**The exercise:** Copy out the entries below precisely; nothing is to be omitted.

****

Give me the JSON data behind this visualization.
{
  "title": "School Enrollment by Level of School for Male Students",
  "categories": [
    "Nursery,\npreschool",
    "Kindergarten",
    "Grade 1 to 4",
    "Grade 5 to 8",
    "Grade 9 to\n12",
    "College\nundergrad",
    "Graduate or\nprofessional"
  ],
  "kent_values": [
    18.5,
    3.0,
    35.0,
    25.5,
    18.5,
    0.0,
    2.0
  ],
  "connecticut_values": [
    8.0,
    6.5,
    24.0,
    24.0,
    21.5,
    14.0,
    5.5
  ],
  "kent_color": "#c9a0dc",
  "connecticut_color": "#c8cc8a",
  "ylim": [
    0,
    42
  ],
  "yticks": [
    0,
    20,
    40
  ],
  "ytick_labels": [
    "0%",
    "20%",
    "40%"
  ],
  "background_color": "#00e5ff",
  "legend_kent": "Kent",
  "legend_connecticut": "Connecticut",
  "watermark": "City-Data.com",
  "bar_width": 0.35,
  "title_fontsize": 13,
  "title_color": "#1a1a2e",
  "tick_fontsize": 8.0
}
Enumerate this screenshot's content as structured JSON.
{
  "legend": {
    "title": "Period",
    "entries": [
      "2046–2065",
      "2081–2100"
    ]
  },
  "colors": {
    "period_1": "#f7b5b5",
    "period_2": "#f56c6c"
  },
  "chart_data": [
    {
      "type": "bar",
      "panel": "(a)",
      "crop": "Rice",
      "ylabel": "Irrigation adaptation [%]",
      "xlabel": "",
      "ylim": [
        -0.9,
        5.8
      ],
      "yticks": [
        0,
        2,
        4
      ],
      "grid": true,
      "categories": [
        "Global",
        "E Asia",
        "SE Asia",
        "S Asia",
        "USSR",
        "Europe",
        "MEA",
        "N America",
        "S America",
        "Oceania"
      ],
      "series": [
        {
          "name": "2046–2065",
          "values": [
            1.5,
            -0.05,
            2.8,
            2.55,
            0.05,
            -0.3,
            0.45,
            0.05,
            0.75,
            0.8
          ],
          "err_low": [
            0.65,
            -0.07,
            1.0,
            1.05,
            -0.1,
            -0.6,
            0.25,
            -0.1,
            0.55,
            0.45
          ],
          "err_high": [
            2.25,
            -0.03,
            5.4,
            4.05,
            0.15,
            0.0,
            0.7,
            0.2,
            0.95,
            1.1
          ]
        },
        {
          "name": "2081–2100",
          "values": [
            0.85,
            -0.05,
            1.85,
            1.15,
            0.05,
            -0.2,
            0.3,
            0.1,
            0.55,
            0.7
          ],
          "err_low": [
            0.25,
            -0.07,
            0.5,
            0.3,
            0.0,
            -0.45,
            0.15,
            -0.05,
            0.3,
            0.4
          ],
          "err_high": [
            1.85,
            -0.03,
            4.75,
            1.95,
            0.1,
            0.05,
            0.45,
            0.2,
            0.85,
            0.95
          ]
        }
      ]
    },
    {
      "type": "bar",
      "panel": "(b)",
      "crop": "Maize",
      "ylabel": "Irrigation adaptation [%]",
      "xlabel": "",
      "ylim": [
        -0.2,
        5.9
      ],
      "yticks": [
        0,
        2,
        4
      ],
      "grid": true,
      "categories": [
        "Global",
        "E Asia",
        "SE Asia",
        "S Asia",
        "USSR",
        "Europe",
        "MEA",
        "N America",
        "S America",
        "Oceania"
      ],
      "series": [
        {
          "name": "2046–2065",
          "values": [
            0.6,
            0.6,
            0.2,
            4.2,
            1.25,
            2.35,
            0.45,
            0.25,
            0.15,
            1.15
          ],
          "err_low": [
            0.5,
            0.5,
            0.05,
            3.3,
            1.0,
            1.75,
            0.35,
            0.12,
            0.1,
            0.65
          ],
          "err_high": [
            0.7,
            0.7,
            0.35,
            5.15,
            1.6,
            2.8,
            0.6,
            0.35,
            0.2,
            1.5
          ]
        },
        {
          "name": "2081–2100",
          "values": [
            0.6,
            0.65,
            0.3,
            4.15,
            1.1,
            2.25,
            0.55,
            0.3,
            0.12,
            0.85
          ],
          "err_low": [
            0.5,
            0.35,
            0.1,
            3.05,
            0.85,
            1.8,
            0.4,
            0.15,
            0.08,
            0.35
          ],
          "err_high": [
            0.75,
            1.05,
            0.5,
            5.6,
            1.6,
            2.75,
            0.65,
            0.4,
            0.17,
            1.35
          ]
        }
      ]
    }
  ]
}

****

**Result:**
Give me the JSON data behind this visualization.
{
  "title": "School Enrollment by Level of School for Male Students",
  "categories": [
    "Nursery,\npreschool",
    "Kindergarten",
    "Grade 1 to 4",
    "Grade 5 to 8",
    "Grade 9 to\n12",
    "College\nundergrad",
    "Graduate or\nprofessional"
  ],
  "kent_values": [
    18.5,
    3.0,
    35.0,
    25.5,
    18.5,
    0.0,
    2.0
  ],
  "connecticut_values": [
    8.0,
    6.5,
    24.0,
    24.0,
    21.5,
    14.0,
    5.5
  ],
  "kent_color": "#c9a0dc",
  "connecticut_color": "#c8cc8a",
  "ylim": [
    0,
    42
  ],
  "yticks": [
    0,
    20,
    40
  ],
  "ytick_labels": [
    "0%",
    "20%",
    "40%"
  ],
  "background_color": "#00e5ff",
  "legend_kent": "Kent",
  "legend_connecticut": "Connecticut",
  "watermark": "City-Data.com",
  "bar_width": 0.35,
  "title_fontsize": 13,
  "title_color": "#1a1a2e",
  "tick_fontsize": 8.0
}
Enumerate this screenshot's content as structured JSON.
{
  "legend": {
    "title": "Period",
    "entries": [
      "2046–2065",
      "2081–2100"
    ]
  },
  "colors": {
    "period_1": "#f7b5b5",
    "period_2": "#f56c6c"
  },
  "chart_data": [
    {
      "type": "bar",
      "panel": "(a)",
      "crop": "Rice",
      "ylabel": "Irrigation adaptation [%]",
      "xlabel": "",
      "ylim": [
        -0.9,
        5.8
      ],
      "yticks": [
        0,
        2,
        4
      ],
      "grid": true,
      "categories": [
        "Global",
        "E Asia",
        "SE Asia",
        "S Asia",
        "USSR",
        "Europe",
        "MEA",
        "N America",
        "S America",
        "Oceania"
      ],
      "series": [
        {
          "name": "2046–2065",
          "values": [
            1.5,
            -0.05,
            2.8,
            2.55,
            0.05,
            -0.3,
            0.45,
            0.05,
            0.75,
            0.8
          ],
          "err_low": [
            0.65,
            -0.07,
            1.0,
            1.05,
            -0.1,
            -0.6,
            0.25,
            -0.1,
            0.55,
            0.45
          ],
          "err_high": [
            2.25,
            -0.03,
            5.4,
            4.05,
            0.15,
            0.0,
            0.7,
            0.2,
            0.95,
            1.1
          ]
        },
        {
          "name": "2081–2100",
          "values": [
            0.85,
            -0.05,
            1.85,
            1.15,
            0.05,
            -0.2,
            0.3,
            0.1,
            0.55,
            0.7
          ],
          "err_low": [
            0.25,
            -0.07,
            0.5,
            0.3,
            0.0,
            -0.45,
            0.15,
            -0.05,
            0.3,
            0.4
          ],
          "err_high": [
            1.85,
            -0.03,
            4.75,
            1.95,
            0.1,
            0.05,
            0.45,
            0.2,
            0.85,
            0.95
          ]
        }
      ]
    },
    {
      "type": "bar",
      "panel": "(b)",
      "crop": "Maize",
      "ylabel": "Irrigation adaptation [%]",
      "xlabel": "",
      "ylim": [
        -0.2,
        5.9
      ],
      "yticks": [
        0,
        2,
        4
      ],
      "grid": true,
      "categories": [
        "Global",
        "E Asia",
        "SE Asia",
        "S Asia",
        "USSR",
        "Europe",
        "MEA",
        "N America",
        "S America",
        "Oceania"
      ],
      "series": [
        {
          "name": "2046–2065",
          "values": [
            0.6,
            0.6,
            0.2,
            4.2,
            1.25,
            2.35,
            0.45,
            0.25,
            0.15,
            1.15
          ],
          "err_low": [
            0.5,
            0.5,
            0.05,
            3.3,
            1.0,
            1.75,
            0.35,
            0.12,
            0.1,
            0.65
          ],
          "err_high": [
            0.7,
            0.7,
            0.35,
            5.15,
            1.6,
            2.8,
            0.6,
            0.35,
            0.2,
            1.5
          ]
        },
        {
          "name": "2081–2100",
          "values": [
            0.6,
            0.65,
            0.3,
            4.15,
            1.1,
            2.25,
            0.55,
            0.3,
            0.12,
            0.85
          ],
          "err_low": [
            0.5,
            0.35,
            0.1,
            3.05,
            0.85,
            1.8,
            0.4,
            0.15,
            0.08,
            0.35
          ],
          "err_high": [
            0.75,
            1.05,
            0.5,
            5.6,
            1.6,
            2.75,
            0.65,
            0.4,
            0.17,
            1.35
          ]
        }
      ]
    }
  ]
}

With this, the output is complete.